*AIM*
Show every line in the records below that contains the word "subtitle".
--------------------
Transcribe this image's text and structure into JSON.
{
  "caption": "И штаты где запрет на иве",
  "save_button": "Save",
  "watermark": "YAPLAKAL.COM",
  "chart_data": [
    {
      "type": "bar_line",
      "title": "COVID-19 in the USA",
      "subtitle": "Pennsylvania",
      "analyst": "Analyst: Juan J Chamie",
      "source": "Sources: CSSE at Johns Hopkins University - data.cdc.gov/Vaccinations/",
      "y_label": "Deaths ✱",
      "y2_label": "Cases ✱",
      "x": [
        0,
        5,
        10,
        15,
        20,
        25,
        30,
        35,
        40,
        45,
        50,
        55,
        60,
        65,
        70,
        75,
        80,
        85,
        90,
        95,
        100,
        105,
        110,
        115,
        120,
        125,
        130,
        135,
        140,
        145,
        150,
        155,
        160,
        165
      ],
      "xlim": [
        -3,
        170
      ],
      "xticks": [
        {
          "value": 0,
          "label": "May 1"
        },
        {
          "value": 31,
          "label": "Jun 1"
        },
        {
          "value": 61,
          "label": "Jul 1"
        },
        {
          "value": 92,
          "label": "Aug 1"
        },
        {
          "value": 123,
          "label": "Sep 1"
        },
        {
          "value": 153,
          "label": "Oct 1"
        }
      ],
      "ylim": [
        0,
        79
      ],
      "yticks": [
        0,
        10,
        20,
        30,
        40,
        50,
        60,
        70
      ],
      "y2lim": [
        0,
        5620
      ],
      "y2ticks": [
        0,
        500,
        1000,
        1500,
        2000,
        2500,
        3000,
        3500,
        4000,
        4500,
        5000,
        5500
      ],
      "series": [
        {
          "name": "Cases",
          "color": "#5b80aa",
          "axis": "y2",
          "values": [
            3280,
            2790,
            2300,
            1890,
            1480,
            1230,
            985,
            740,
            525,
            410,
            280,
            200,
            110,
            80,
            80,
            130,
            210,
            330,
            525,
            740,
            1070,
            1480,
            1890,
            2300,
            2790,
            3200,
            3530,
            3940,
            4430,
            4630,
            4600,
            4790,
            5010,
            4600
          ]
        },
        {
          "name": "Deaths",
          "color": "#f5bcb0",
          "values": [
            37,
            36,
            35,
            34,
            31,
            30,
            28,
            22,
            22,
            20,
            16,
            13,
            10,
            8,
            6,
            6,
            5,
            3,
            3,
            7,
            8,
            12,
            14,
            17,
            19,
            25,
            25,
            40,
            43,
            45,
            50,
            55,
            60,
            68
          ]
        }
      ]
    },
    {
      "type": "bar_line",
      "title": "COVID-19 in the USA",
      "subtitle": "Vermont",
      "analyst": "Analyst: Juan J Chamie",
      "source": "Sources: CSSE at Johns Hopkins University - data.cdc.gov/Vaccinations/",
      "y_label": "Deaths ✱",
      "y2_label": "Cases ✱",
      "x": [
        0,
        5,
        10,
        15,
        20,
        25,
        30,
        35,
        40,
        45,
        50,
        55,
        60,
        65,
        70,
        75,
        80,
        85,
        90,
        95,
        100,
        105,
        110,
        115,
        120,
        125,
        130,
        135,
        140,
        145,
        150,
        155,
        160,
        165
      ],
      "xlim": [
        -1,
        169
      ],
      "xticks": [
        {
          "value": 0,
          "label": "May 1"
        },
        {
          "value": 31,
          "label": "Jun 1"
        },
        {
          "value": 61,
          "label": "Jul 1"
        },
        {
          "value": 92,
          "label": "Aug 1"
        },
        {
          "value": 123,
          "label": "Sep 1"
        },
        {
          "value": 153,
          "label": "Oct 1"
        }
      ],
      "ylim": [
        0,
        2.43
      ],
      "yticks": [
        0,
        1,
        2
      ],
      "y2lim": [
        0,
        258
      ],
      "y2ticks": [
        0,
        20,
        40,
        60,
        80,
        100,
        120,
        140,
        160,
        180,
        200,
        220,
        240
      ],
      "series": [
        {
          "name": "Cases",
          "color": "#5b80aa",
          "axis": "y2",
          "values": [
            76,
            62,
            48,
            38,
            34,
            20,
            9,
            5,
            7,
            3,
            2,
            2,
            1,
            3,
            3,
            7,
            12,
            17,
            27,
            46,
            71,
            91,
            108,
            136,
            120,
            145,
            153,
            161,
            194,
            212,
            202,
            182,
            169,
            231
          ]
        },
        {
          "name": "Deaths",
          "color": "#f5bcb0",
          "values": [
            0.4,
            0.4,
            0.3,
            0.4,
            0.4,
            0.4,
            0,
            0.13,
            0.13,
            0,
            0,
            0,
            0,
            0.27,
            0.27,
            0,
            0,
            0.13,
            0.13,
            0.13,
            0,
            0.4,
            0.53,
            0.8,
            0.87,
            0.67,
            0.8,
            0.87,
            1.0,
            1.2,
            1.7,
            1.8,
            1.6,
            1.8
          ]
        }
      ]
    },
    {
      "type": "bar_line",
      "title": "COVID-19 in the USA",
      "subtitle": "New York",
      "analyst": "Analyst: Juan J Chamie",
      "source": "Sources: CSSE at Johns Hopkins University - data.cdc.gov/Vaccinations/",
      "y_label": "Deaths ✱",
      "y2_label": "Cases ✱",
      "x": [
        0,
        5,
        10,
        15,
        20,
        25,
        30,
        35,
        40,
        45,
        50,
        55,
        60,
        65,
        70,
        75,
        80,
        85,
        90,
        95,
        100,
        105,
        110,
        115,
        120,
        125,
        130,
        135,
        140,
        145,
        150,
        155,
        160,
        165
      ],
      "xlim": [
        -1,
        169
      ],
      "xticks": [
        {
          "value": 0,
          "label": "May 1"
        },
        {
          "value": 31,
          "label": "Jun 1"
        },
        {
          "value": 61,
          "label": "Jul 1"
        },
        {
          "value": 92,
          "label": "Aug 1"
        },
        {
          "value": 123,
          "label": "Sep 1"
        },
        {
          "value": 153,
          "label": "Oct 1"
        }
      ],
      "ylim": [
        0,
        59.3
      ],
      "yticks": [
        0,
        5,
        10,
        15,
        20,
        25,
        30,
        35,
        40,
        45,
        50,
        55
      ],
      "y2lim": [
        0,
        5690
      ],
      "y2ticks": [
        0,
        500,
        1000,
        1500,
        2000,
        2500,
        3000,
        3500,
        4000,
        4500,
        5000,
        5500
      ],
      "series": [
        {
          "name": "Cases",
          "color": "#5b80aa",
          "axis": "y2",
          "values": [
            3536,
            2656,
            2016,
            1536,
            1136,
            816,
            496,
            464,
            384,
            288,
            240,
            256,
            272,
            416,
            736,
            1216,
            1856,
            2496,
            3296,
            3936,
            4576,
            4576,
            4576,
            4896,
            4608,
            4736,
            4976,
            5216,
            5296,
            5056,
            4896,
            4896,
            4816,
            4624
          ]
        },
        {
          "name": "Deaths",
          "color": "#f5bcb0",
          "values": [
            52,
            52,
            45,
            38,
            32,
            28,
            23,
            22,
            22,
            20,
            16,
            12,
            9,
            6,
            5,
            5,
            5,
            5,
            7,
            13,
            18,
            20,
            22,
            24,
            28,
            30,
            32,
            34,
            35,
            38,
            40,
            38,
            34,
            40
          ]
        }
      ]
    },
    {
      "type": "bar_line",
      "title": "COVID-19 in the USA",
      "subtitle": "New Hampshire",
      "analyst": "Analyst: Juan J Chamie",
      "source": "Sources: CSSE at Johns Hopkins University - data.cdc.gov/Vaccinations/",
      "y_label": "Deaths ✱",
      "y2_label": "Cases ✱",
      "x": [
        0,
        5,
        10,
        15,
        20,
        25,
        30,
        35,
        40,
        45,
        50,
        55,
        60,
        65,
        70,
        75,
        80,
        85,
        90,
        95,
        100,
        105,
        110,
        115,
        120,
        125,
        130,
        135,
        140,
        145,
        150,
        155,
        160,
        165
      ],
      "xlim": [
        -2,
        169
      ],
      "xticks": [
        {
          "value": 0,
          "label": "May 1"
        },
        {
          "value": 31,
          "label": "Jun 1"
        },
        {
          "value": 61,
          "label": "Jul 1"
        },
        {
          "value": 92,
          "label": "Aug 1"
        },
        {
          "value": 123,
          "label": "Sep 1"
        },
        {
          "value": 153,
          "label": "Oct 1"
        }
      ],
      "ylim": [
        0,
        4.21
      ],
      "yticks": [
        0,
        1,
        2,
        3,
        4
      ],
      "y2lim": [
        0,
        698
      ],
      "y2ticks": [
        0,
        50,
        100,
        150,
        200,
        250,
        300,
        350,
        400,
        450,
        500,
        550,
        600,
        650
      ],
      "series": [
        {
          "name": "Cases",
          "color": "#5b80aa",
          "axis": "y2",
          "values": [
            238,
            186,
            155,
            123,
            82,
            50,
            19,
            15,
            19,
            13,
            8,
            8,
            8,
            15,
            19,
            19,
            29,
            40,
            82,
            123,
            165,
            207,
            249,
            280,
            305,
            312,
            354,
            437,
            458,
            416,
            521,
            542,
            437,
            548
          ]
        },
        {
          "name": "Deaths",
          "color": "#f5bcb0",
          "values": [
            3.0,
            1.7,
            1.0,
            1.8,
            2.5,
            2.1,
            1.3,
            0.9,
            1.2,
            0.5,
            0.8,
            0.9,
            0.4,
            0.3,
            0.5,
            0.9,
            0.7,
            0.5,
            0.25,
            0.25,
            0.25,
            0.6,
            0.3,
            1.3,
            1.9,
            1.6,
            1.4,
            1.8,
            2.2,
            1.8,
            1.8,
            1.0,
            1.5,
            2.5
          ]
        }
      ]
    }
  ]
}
--------------------
*OUTPUT FOR THIS TASK*
      "subtitle": "Pennsylvania",
      "subtitle": "Vermont",
      "subtitle": "New York",
      "subtitle": "New Hampshire",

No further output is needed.